--- BEGIN Text provided ---

I watched Donald Trump serially blast apart all my preferred candidates — Scott Walker, Marco Rubio, and Ted Cruz — as if for sport they were sent up in succession as clay pigeons. And now the November Rubicon — vote for Donald Trump, or stay home and de facto vote for Hillary Clinton — is uncomfortably close. Most of the arguments pro and con have been aired ad nauseam.

The choice is difficult for principled conservatives, because no sooner should they decide to vote for Trump than Trump will surely say something outrageous, cruel, or crude that would ostensibly now have their imprimatur on it. And note, this matters to conservatives much more than it does to liberals. Few Obama supporters at Harvard or the Ford Foundation or the New York Times worried much in 2008 that their candidate had dismissed his own generous grandmother as a “typical white person” or that he tried to get away with airbrushing out the obscene Reverend Wright and mythologized his close friendships with reprobates like Bill Ayers and Father Michael Pfleger.

Aside from his dubious political loyalties, Trump persists in being mean-spirited. He seems uninformed on many of the issues, especially those in foreign policy; he changes positions, contradicts himself within a single speech, and uses little more than three adjectives (tremendous, great, and huge). But the problem with many of these complaints is that they apply equally to both the current president and the other would-be next president. When Hillary Clinton, playing to the green vote, bragged that she would put miners out of work, and then, when confronted with an out-of-work miner, backtracked and lied about her earlier boast, we had a refined version of Trump’s storytelling. The Clinton Foundation’s skullduggery and Hillary’s e-mail shenanigans seem to trump the Trump University con — and involve greater harm to the nation. Her combination of greedy Wall Street, for-profit schmoozing and paint-by-the-numbers progressivism is repulsive.

Trump’s cluelessness about the nuclear triad is a lowbrow version of Barack Obama’s ignorance, whether seeking to Hispanicize the Falklands into the Maldives (wrong exotic-sounding, politically correct foreign archipelago, Mr. President), or mispronouncing “corpsman,” or riffing about those Austrian-speaking Austrians; or perhaps of Hillary Clinton’s flat-out lie about the causes of Benghazi, hours after she had learned the truth. I don’t think reset, Libya, Benghazi, red lines to Assad, step-over lines to Putin, and deadlines to Iran attest to Clinton’s foreign-policy savvy. It is easy to be appalled by crude ignorance, but in some ways it is more appalling to hear ignorance layered and veneered with liberal pieties and snobbery. The choice in 2016 is not just between Trump, the supposed foreign-policy dunce, and an untruthful former secretary of state, but is also a matter of how you prefer your obtuseness — raw or cooked? Who has done the greater damage to the nation: would-be novelist and Obama insider Ben Rhodes, who boasted about out-conning the “Blob” D.C. establishment, or bare-knuckles Trumpster Corey Lewandowski?

--- END Text provided ---
--- BEGIN Records shown ---

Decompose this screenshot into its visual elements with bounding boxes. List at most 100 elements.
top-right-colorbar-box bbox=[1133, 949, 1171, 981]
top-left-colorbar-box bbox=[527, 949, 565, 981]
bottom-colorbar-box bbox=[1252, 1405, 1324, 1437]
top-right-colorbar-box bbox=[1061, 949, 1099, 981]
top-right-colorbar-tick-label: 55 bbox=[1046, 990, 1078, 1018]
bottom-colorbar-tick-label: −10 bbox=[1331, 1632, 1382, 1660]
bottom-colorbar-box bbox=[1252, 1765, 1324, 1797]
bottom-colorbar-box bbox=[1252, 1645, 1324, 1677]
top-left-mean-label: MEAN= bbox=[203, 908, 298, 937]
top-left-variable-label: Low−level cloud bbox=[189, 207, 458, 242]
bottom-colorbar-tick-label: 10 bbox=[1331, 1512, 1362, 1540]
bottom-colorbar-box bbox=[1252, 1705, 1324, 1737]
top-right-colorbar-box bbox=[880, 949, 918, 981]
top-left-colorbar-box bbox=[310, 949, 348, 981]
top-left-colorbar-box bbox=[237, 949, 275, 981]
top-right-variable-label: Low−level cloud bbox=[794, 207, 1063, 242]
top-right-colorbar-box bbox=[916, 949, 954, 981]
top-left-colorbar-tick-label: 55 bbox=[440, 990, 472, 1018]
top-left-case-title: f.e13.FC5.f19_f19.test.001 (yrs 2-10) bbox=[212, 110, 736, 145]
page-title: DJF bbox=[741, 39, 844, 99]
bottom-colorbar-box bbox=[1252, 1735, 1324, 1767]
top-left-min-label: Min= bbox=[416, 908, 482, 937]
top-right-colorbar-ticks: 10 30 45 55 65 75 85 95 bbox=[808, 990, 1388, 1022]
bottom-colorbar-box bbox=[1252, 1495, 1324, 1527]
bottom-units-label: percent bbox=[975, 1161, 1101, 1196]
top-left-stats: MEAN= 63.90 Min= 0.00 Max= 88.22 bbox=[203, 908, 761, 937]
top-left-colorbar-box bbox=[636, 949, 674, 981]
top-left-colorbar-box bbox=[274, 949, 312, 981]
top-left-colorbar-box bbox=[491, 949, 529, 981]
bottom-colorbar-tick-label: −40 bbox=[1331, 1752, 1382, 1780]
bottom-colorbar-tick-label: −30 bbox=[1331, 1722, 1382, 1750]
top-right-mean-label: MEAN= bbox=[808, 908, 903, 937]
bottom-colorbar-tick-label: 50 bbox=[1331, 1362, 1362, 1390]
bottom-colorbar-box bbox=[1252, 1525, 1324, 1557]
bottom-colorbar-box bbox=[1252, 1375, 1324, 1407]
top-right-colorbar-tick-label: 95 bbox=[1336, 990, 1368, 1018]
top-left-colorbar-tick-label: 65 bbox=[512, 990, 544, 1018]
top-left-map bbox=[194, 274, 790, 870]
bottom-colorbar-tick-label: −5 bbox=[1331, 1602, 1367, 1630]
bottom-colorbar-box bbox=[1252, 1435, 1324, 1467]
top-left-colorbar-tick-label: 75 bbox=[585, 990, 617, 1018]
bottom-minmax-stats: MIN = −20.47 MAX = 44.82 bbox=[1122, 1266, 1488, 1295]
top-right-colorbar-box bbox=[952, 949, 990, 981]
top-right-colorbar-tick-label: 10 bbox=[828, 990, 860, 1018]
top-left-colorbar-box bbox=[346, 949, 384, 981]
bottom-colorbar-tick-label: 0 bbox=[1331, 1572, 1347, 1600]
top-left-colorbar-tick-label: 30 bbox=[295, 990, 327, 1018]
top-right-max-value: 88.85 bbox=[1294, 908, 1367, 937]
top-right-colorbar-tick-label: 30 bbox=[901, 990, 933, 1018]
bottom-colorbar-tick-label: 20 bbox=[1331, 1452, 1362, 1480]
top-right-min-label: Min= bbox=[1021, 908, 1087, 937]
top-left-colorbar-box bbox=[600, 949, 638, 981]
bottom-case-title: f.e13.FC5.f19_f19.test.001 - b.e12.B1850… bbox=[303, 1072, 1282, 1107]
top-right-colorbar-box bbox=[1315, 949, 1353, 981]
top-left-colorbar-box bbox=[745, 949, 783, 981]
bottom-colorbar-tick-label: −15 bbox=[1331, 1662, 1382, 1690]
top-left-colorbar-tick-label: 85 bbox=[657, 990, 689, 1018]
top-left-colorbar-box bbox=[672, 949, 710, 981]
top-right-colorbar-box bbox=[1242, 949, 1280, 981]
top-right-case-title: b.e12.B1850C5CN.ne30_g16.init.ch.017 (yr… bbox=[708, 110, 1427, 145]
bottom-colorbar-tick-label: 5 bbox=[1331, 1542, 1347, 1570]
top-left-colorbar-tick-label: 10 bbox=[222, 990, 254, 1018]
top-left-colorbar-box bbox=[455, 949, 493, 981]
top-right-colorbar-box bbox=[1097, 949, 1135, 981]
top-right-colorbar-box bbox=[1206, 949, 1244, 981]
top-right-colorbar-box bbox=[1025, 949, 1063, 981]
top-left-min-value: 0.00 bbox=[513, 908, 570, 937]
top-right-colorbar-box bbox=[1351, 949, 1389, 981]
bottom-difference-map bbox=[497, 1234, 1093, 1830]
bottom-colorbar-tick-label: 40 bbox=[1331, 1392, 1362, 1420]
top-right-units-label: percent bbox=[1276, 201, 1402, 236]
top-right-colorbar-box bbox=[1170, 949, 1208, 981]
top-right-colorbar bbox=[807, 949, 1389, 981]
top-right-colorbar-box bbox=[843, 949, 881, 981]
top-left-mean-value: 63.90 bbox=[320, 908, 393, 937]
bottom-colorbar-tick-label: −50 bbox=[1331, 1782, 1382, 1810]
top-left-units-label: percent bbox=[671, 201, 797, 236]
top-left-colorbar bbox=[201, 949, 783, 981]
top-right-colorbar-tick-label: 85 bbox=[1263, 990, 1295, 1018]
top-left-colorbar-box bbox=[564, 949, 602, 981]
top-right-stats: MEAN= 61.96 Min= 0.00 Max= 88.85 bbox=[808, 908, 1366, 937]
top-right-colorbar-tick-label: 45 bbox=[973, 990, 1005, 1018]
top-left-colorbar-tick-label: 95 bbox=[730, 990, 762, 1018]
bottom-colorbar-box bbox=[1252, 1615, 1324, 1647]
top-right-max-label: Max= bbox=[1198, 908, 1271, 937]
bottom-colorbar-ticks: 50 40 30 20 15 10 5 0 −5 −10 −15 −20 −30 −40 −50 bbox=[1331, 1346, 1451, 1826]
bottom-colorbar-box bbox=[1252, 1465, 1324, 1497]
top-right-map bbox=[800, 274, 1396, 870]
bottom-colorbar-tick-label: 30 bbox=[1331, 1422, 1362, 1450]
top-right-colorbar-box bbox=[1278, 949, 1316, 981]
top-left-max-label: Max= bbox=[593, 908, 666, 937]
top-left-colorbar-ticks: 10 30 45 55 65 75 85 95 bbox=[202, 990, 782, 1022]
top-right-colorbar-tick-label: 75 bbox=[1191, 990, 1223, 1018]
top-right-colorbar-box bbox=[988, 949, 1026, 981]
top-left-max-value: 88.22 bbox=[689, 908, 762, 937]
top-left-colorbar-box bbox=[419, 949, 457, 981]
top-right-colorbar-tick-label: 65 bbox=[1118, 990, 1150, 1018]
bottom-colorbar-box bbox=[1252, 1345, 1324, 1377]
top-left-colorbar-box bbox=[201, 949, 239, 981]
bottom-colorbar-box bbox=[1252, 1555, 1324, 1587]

--- END Records shown ---

▶ [Problem details]:
According to the essay on the 2016 presidential choice, which three adjectives does Trump use? Please name them.

▶ [The response]:
Tremendous, great, and huge.